Written request → Answer with one number: the count of lines in this material that hold the word "groups".

Exercise inputs →

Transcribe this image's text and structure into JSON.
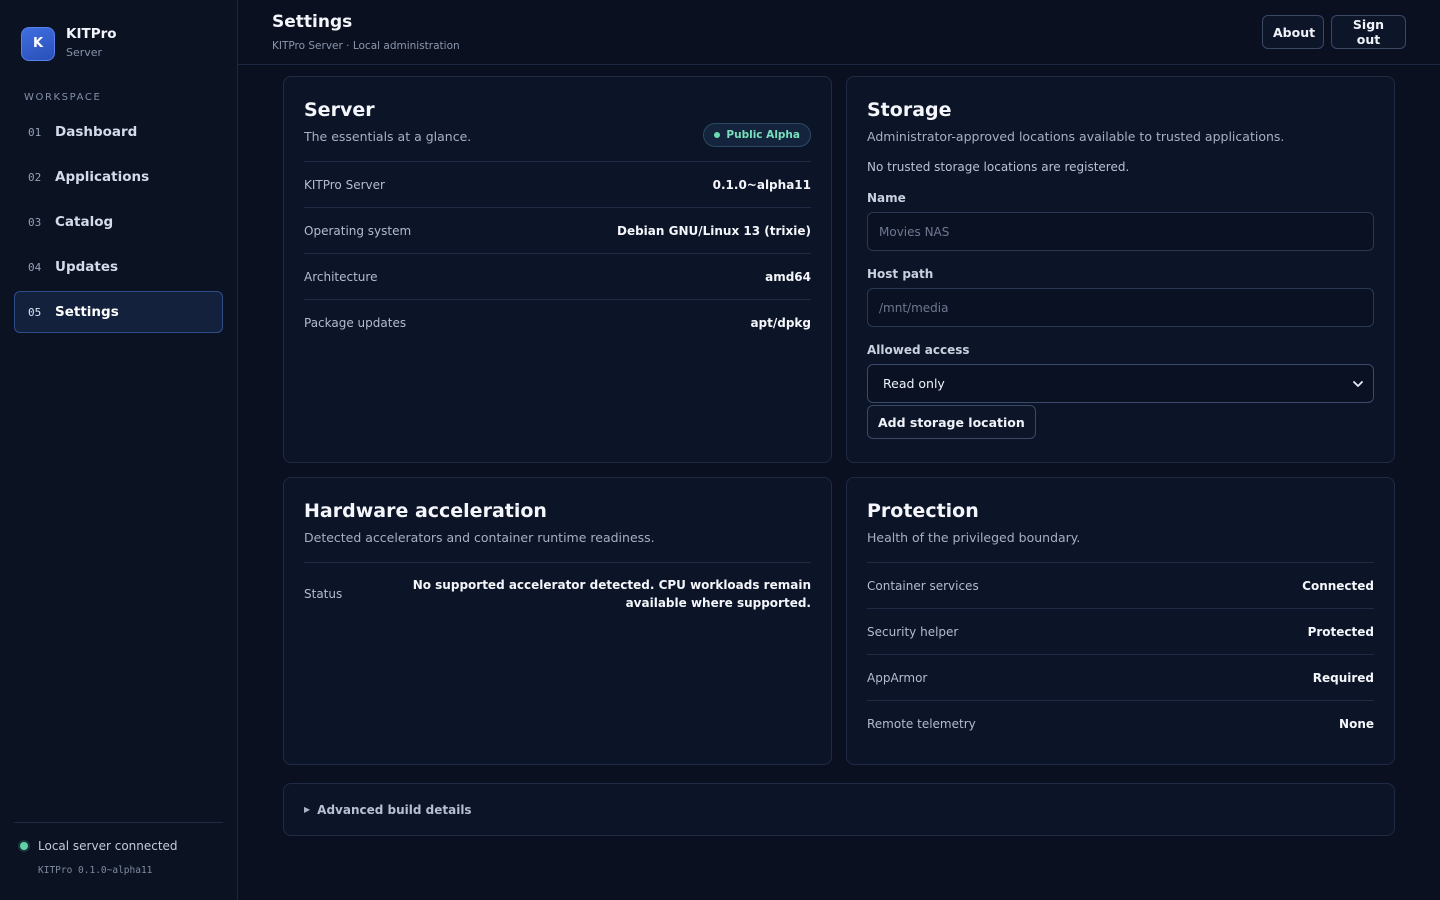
{
  "brand": {
    "logo_letter": "K",
    "name": "KITPro",
    "subtitle": "Server"
  },
  "sidebar": {
    "section_label": "WORKSPACE",
    "items": [
      {
        "num": "01",
        "label": "Dashboard"
      },
      {
        "num": "02",
        "label": "Applications"
      },
      {
        "num": "03",
        "label": "Catalog"
      },
      {
        "num": "04",
        "label": "Updates"
      },
      {
        "num": "05",
        "label": "Settings",
        "active": true
      }
    ],
    "footer": {
      "status": "Local server connected",
      "version": "KITPro 0.1.0~alpha11"
    }
  },
  "header": {
    "title": "Settings",
    "subtitle": "KITPro Server · Local administration",
    "about_label": "About",
    "signout_label": "Sign out"
  },
  "server": {
    "title": "Server",
    "desc": "The essentials at a glance.",
    "badge": "Public Alpha",
    "rows": [
      {
        "key": "KITPro Server",
        "value": "0.1.0~alpha11"
      },
      {
        "key": "Operating system",
        "value": "Debian GNU/Linux 13 (trixie)"
      },
      {
        "key": "Architecture",
        "value": "amd64"
      },
      {
        "key": "Package updates",
        "value": "apt/dpkg"
      }
    ]
  },
  "storage": {
    "title": "Storage",
    "desc": "Administrator-approved locations available to trusted applications.",
    "empty_note": "No trusted storage locations are registered.",
    "name_label": "Name",
    "name_placeholder": "Movies NAS",
    "path_label": "Host path",
    "path_placeholder": "/mnt/media",
    "access_label": "Allowed access",
    "access_value": "Read only",
    "add_label": "Add storage location"
  },
  "hardware": {
    "title": "Hardware acceleration",
    "desc": "Detected accelerators and container runtime readiness.",
    "status_key": "Status",
    "status_value": "No supported accelerator detected. CPU workloads remain available where supported."
  },
  "protection": {
    "title": "Protection",
    "desc": "Health of the privileged boundary.",
    "rows": [
      {
        "key": "Container services",
        "value": "Connected"
      },
      {
        "key": "Security helper",
        "value": "Protected"
      },
      {
        "key": "AppArmor",
        "value": "Required"
      },
      {
        "key": "Remote telemetry",
        "value": "None"
      }
    ]
  },
  "advanced": {
    "label": "Advanced build details"
  },
  "colors": {
    "accent": "#3f6fe0",
    "success": "#5fd3a7",
    "background": "#0a1020",
    "card": "#0c1427"
  }
}
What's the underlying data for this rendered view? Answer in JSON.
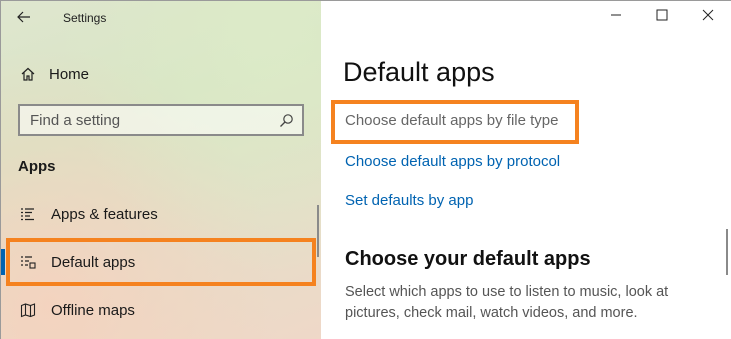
{
  "window": {
    "title": "Settings",
    "controls": [
      "minimize-icon",
      "maximize-icon",
      "close-icon"
    ]
  },
  "sidebar": {
    "back_icon": "arrow-left-icon",
    "home_label": "Home",
    "search_placeholder": "Find a setting",
    "section_header": "Apps",
    "items": [
      {
        "label": "Apps & features",
        "icon": "list-icon"
      },
      {
        "label": "Default apps",
        "icon": "default-apps-icon",
        "selected": true
      },
      {
        "label": "Offline maps",
        "icon": "map-icon"
      }
    ]
  },
  "main": {
    "page_title": "Default apps",
    "links": [
      {
        "label": "Choose default apps by file type"
      },
      {
        "label": "Choose default apps by protocol"
      },
      {
        "label": "Set defaults by app"
      }
    ],
    "subsection_title": "Choose your default apps",
    "description": "Select which apps to use to listen to music, look at pictures, check mail, watch videos, and more."
  },
  "colors": {
    "accent": "#0063b1",
    "highlight": "#f5821f"
  }
}
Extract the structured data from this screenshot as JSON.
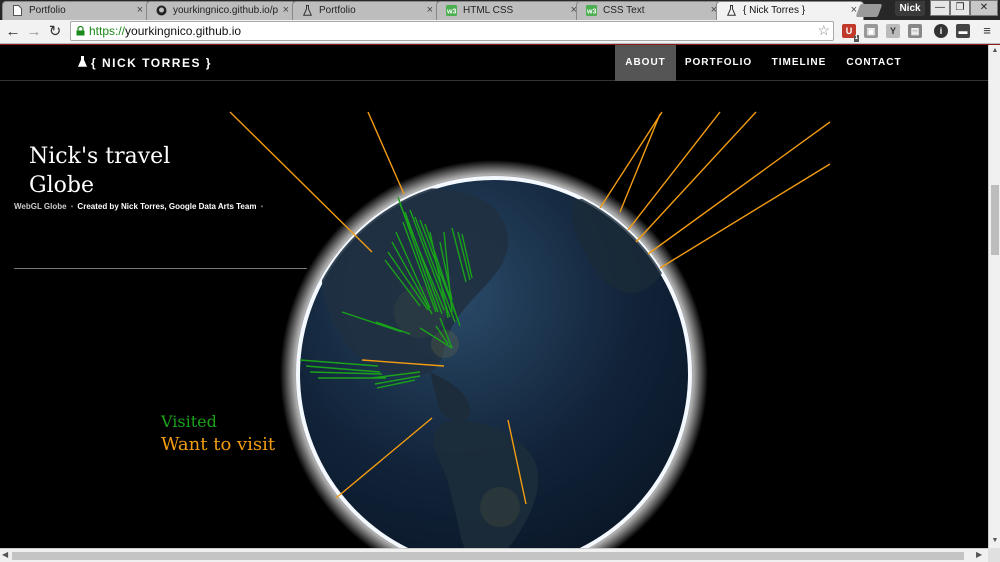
{
  "browser": {
    "tabs": [
      {
        "label": "Portfolio",
        "icon": "page-icon",
        "active": false
      },
      {
        "label": "yourkingnico.github.io/p",
        "icon": "github-icon",
        "active": false
      },
      {
        "label": "Portfolio",
        "icon": "flask-icon",
        "active": false
      },
      {
        "label": "HTML CSS",
        "icon": "w3-icon",
        "active": false
      },
      {
        "label": "CSS Text",
        "icon": "w3-icon",
        "active": false
      },
      {
        "label": "{ Nick Torres }",
        "icon": "flask-icon",
        "active": true
      }
    ],
    "profile_name": "Nick",
    "url_scheme": "https://",
    "url_host": "yourkingnico.github.io",
    "ext_badge": "1",
    "colors": {
      "url_green": "#1a8a1a",
      "tab_active": "#f2f2f2",
      "tab_inactive": "#bdbdbd"
    }
  },
  "site": {
    "brand": "{ NICK TORRES }",
    "nav": [
      {
        "label": "ABOUT",
        "active": true
      },
      {
        "label": "PORTFOLIO",
        "active": false
      },
      {
        "label": "TIMELINE",
        "active": false
      },
      {
        "label": "CONTACT",
        "active": false
      }
    ]
  },
  "main": {
    "title_line1": "Nick's travel",
    "title_line2": "Globe",
    "webgl_label": "WebGL Globe",
    "credit": "Created by Nick Torres, Google Data Arts Team",
    "legend": {
      "visited": "Visited",
      "want": "Want to visit"
    },
    "colors": {
      "visited": "#1aa31a",
      "want": "#f39c12",
      "globe_ocean": "#0d1b2e"
    }
  }
}
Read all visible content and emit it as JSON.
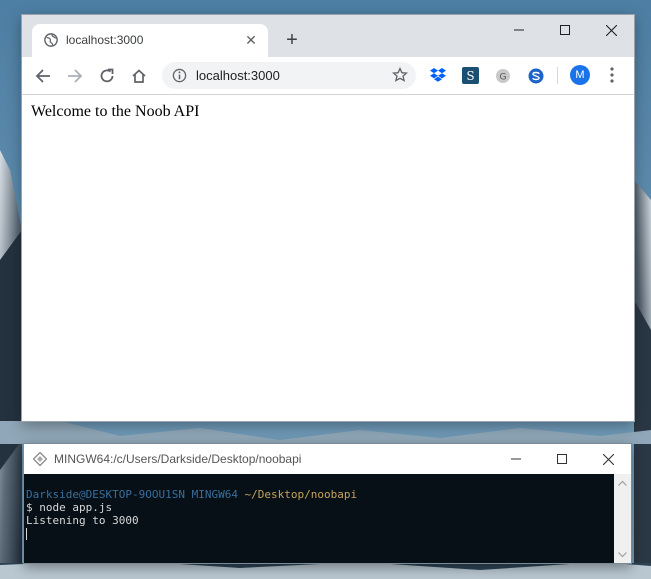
{
  "browser": {
    "tab": {
      "title": "localhost:3000",
      "favicon": "globe-icon",
      "close": "close-icon"
    },
    "new_tab": "+",
    "window_controls": [
      "minimize-icon",
      "maximize-icon",
      "close-icon"
    ],
    "toolbar": {
      "back": "back-arrow-icon",
      "forward": "forward-arrow-icon",
      "reload": "reload-icon",
      "home": "home-icon",
      "url": "localhost:3000",
      "bookmark": "star-icon",
      "extensions": [
        "dropbox-icon",
        "stylus-icon",
        "grammarly-icon",
        "stream-icon"
      ],
      "avatar_initial": "M",
      "menu": "kebab-menu-icon"
    },
    "page": {
      "text": "Welcome to the Noob API"
    }
  },
  "terminal": {
    "title": "MINGW64:/c/Users/Darkside/Desktop/noobapi",
    "prompt": {
      "user": "Darkside@DESKTOP-9OOU1SN",
      "system": "MINGW64",
      "path": "~/Desktop/noobapi"
    },
    "lines": [
      "$ node app.js",
      "Listening to 3000"
    ]
  },
  "colors": {
    "chrome_tabstrip": "#dee1e6",
    "omnibox": "#f1f3f4",
    "terminal_bg": "#061016",
    "prompt_blue": "#3a6e9c",
    "prompt_path": "#c8a35a",
    "avatar": "#1a73e8"
  }
}
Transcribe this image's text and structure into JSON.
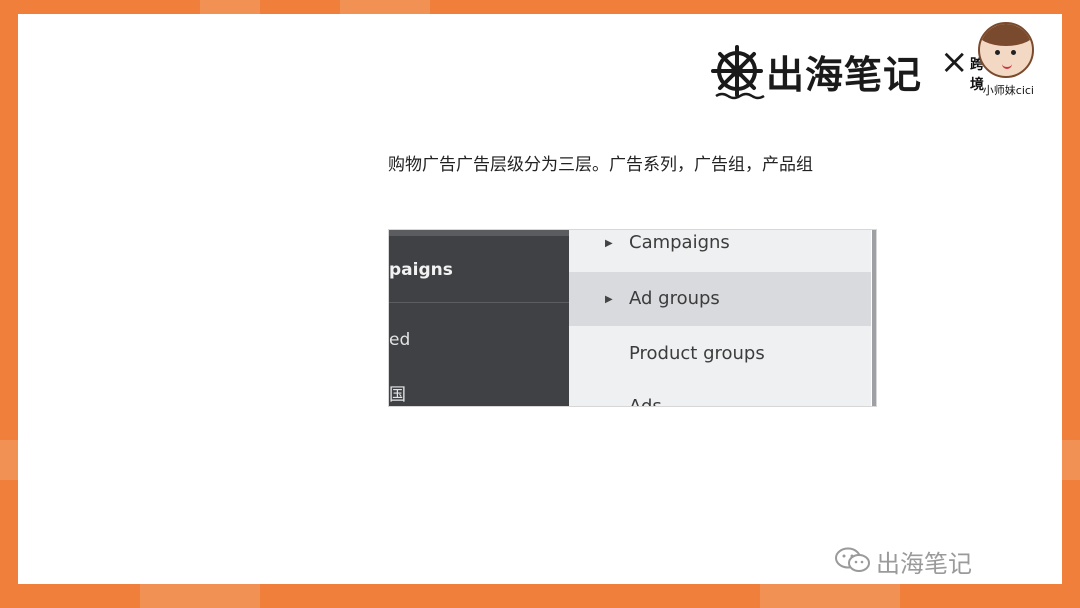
{
  "brand": {
    "title": "出海笔记",
    "cross": "×",
    "kua": "跨",
    "jing": "境",
    "handle": "小师妹cici",
    "logo_icon": "ship-wheel-anchor-icon",
    "avatar_icon": "cartoon-girl-avatar"
  },
  "caption": "购物广告广告层级分为三层。广告系列，广告组，产品组",
  "screenshot": {
    "dark_panel": {
      "items": [
        "paigns",
        "ed",
        "国"
      ]
    },
    "menu": {
      "items": [
        {
          "label": "Campaigns",
          "has_arrow": true
        },
        {
          "label": "Ad groups",
          "has_arrow": true,
          "selected": true
        },
        {
          "label": "Product groups",
          "has_arrow": false
        },
        {
          "label": "Ads",
          "has_arrow": false
        }
      ]
    }
  },
  "watermark": {
    "icon": "wechat-icon",
    "text": "出海笔记"
  },
  "colors": {
    "frame_orange": "#ef7f3a",
    "dark_panel": "#3f4144",
    "menu_bg": "#eef0f2",
    "menu_selected": "#d8dadd"
  }
}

Task result → 2